= AIM OF THE EXERCISE =
Find the lines holding the word "Notice" and collect them.

= MATERIAL FOR THIS TASK =
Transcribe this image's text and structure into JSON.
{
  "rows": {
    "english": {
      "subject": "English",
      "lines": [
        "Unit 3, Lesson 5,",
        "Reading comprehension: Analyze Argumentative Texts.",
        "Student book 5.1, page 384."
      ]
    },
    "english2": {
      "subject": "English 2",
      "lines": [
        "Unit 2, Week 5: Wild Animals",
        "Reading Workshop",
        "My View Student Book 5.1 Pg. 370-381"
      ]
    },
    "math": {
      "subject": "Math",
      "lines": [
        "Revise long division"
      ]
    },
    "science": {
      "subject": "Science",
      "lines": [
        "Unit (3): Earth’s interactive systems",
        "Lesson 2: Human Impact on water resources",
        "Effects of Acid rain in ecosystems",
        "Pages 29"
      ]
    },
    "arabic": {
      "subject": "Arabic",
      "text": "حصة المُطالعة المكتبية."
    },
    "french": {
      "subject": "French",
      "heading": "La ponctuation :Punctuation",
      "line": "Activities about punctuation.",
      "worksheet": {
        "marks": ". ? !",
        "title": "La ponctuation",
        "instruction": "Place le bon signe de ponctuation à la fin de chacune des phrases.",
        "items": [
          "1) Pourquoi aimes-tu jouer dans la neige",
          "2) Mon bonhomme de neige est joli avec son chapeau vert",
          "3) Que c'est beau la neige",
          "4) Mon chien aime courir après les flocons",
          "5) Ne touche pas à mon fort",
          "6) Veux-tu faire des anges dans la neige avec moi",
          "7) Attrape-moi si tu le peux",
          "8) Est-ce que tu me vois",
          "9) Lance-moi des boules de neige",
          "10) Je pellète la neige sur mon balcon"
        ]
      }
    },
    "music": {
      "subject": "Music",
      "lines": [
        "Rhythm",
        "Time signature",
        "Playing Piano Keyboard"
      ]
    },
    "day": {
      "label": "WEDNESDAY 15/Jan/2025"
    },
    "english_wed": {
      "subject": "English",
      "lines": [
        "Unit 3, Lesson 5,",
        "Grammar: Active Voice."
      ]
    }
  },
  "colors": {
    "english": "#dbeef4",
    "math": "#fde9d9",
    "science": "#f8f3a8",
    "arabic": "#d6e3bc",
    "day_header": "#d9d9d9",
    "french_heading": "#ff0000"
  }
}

--

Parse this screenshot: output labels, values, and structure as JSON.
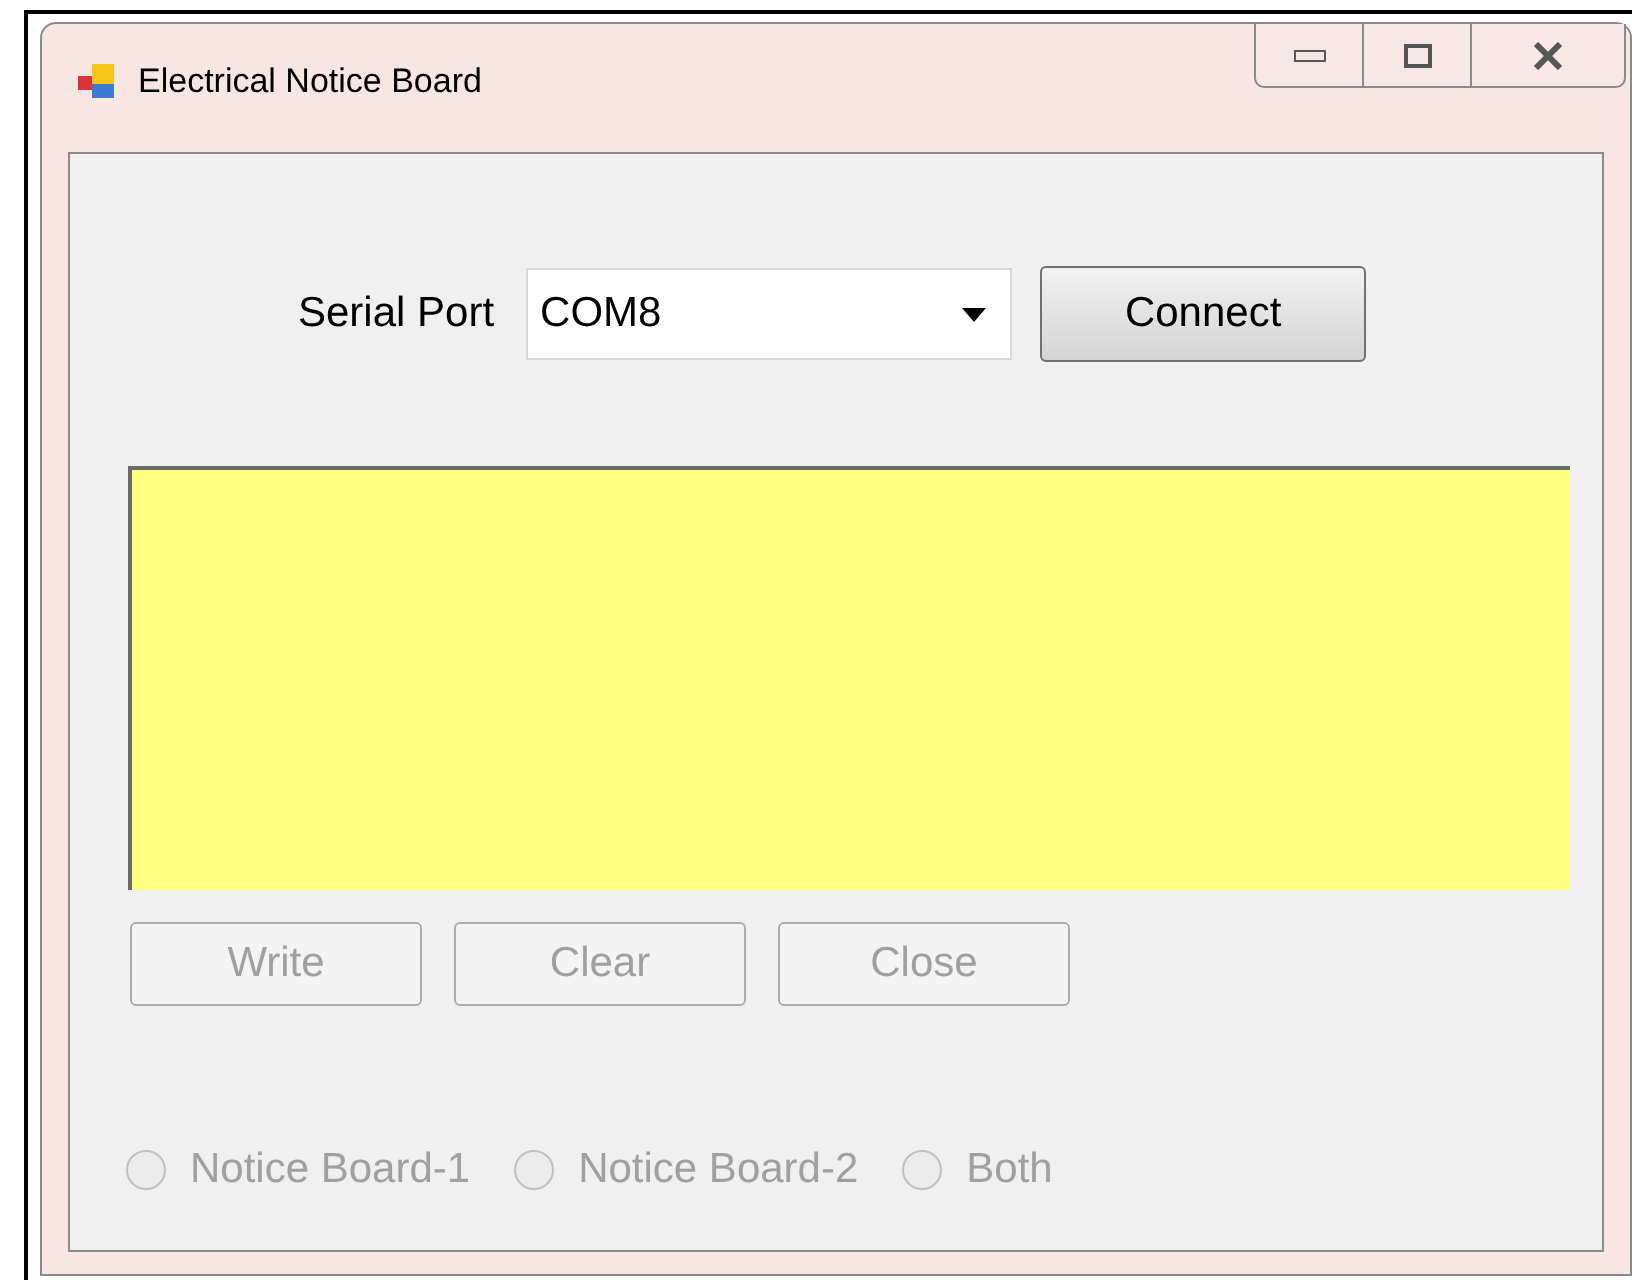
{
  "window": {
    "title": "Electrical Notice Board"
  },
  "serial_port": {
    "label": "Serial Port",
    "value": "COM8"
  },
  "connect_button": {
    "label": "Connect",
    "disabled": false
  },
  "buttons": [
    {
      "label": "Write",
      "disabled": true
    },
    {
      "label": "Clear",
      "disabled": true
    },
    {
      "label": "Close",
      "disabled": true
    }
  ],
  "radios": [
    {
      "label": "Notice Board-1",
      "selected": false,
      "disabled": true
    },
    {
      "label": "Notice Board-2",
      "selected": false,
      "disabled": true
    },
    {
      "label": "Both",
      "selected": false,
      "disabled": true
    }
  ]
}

==

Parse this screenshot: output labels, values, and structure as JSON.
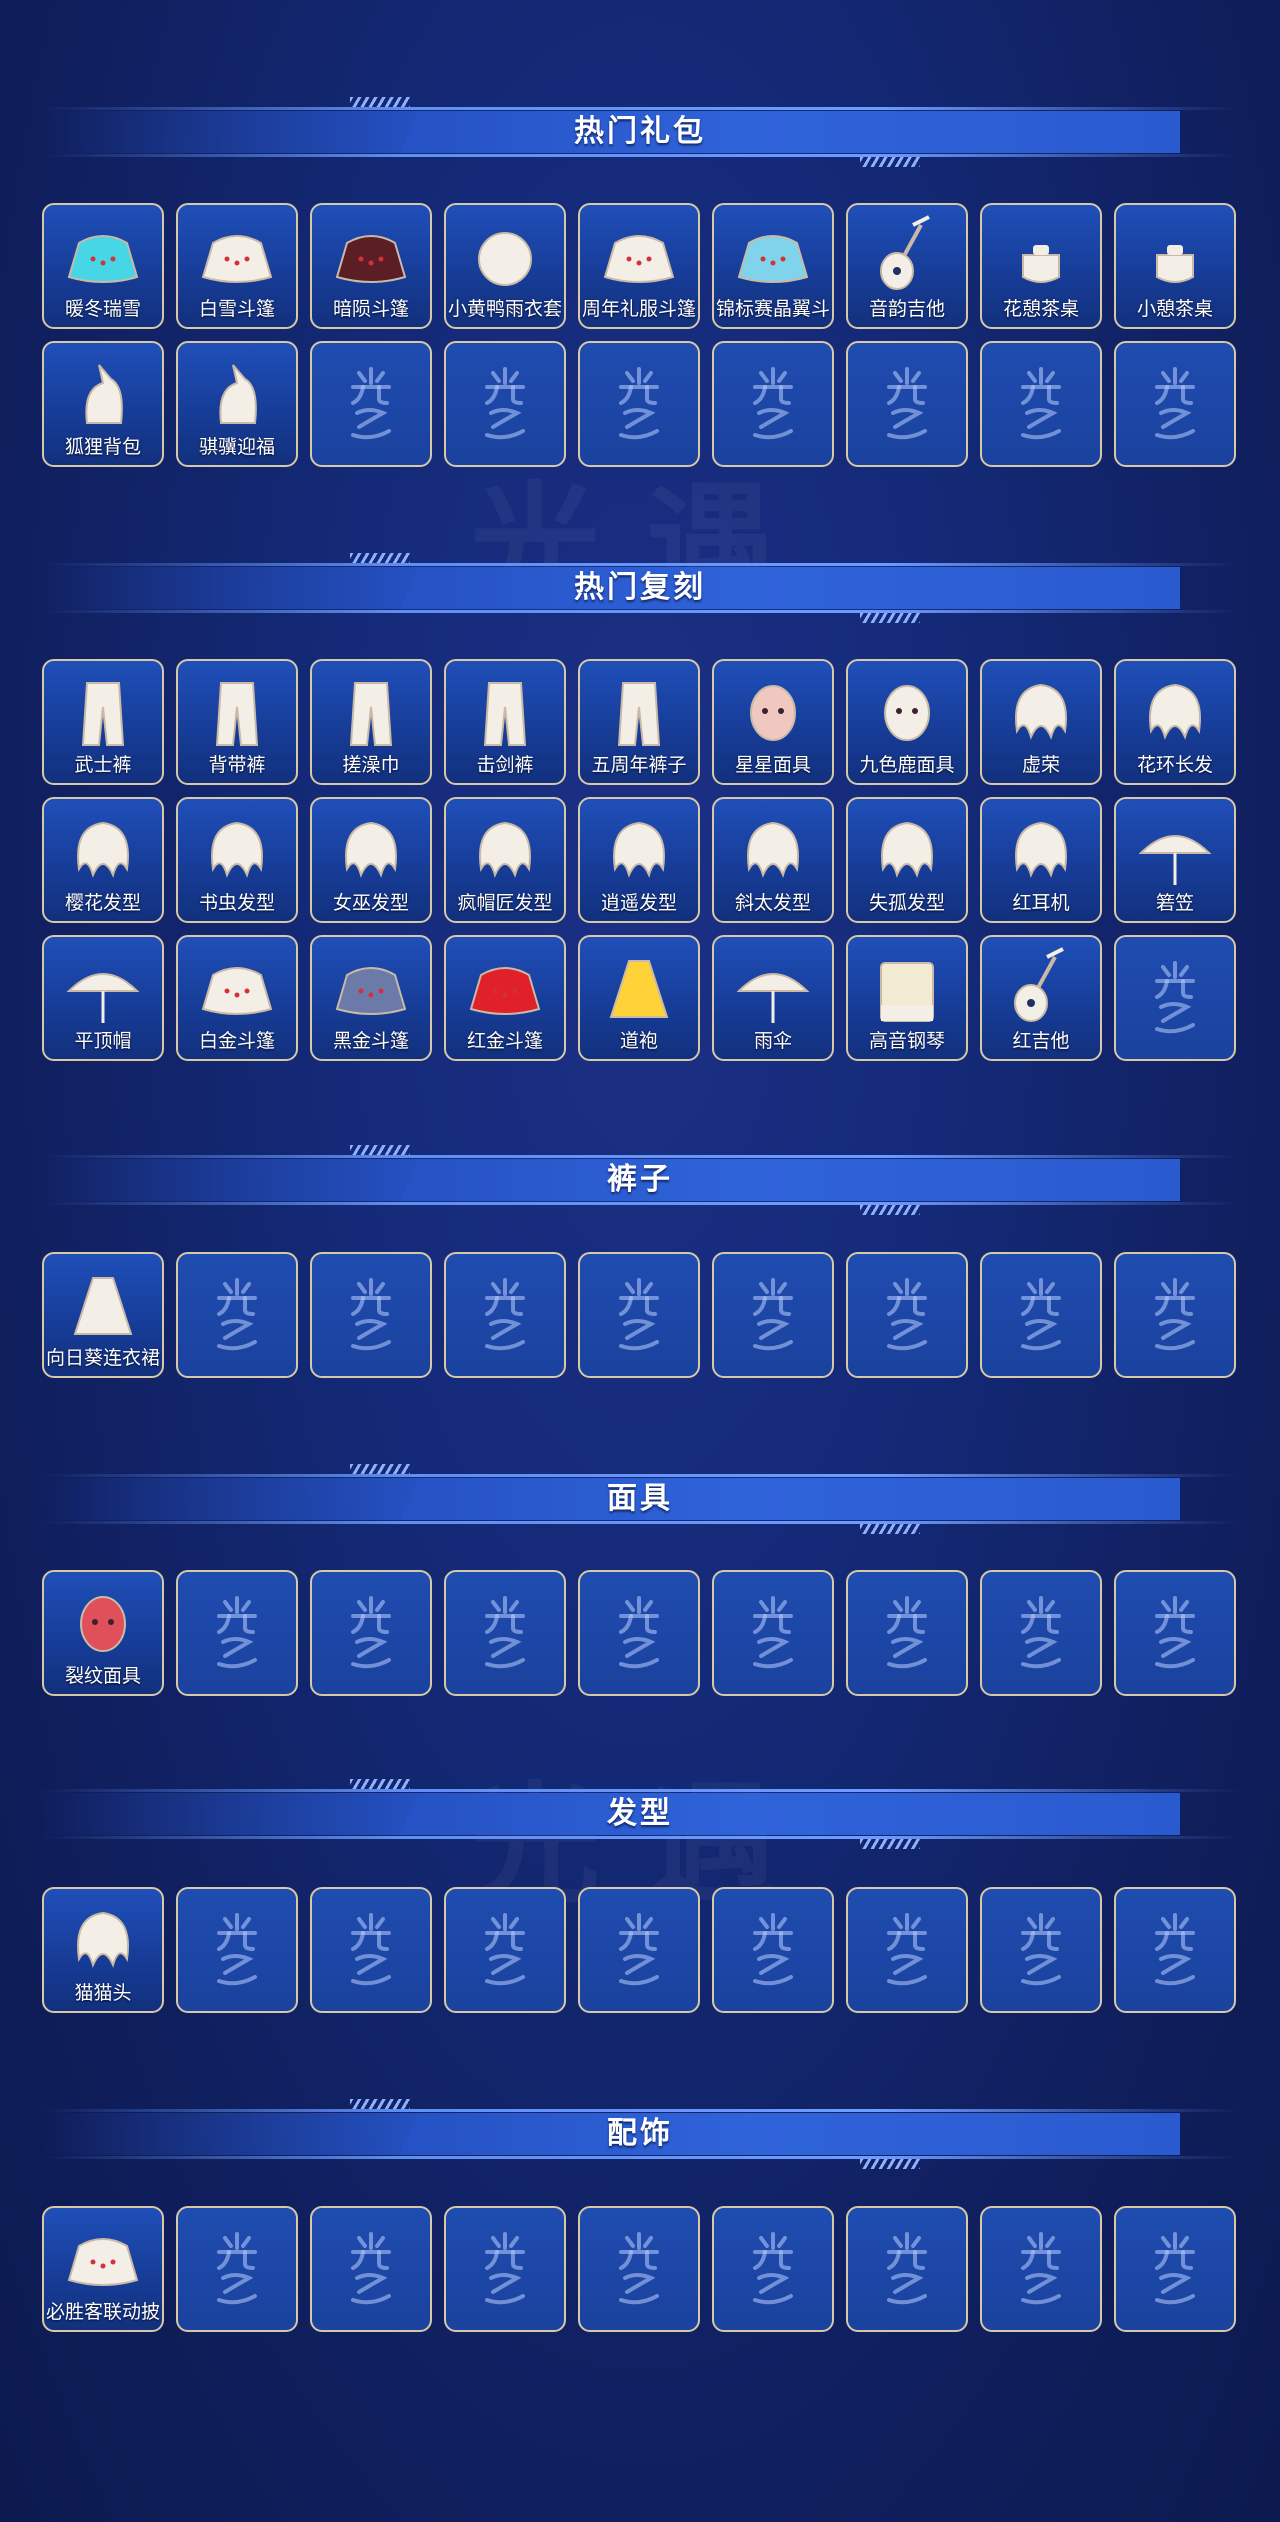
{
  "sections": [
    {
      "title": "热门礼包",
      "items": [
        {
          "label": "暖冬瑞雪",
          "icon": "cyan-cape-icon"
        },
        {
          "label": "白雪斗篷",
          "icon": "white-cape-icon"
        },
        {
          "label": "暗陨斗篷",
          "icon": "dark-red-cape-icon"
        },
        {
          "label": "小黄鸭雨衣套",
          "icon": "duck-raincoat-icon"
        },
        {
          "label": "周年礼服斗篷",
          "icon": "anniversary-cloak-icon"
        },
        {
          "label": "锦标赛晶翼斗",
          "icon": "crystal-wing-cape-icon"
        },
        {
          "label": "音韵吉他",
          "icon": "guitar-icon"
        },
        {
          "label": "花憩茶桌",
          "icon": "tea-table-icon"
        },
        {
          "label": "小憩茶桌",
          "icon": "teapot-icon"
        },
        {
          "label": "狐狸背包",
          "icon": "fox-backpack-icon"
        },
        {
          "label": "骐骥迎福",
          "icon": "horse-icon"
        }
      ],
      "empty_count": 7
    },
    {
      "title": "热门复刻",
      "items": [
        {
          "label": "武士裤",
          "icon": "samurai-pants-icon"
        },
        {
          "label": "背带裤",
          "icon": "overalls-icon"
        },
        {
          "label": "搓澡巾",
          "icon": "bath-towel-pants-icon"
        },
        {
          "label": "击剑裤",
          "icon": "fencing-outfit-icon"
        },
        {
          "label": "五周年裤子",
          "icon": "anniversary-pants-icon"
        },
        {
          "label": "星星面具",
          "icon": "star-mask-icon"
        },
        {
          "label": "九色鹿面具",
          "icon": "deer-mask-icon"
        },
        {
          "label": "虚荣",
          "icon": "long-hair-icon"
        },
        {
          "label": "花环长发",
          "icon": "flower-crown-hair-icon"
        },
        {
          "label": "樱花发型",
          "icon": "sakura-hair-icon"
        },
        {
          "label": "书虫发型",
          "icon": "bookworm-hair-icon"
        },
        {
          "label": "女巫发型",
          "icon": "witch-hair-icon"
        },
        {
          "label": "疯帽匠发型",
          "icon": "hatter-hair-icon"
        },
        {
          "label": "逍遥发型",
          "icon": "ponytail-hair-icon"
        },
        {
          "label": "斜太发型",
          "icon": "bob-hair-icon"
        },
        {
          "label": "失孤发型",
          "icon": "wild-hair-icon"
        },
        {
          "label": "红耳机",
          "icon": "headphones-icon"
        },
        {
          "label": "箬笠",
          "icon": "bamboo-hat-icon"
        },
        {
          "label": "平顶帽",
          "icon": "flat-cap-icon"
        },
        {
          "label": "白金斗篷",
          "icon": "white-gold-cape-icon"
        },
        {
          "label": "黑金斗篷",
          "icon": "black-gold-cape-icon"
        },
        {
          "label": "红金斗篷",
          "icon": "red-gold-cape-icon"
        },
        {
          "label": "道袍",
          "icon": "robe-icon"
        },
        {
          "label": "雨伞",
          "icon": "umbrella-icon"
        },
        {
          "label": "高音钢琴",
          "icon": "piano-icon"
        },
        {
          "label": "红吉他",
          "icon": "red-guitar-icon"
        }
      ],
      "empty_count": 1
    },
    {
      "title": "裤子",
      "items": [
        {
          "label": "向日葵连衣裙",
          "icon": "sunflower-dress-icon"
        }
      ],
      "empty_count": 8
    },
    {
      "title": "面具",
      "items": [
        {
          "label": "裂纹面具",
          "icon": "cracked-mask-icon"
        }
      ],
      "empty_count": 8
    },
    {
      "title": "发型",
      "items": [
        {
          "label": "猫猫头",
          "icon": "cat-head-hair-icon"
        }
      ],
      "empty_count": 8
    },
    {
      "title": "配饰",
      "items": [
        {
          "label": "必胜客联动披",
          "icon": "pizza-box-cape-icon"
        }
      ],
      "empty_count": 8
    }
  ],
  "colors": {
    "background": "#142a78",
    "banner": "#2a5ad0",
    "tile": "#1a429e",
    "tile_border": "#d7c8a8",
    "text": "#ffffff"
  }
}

= RESULT OF THIS EXERCISE =
    "title": "Electrical Notice Board"
      "label": "Notice Board-1",
      "label": "Notice Board-2",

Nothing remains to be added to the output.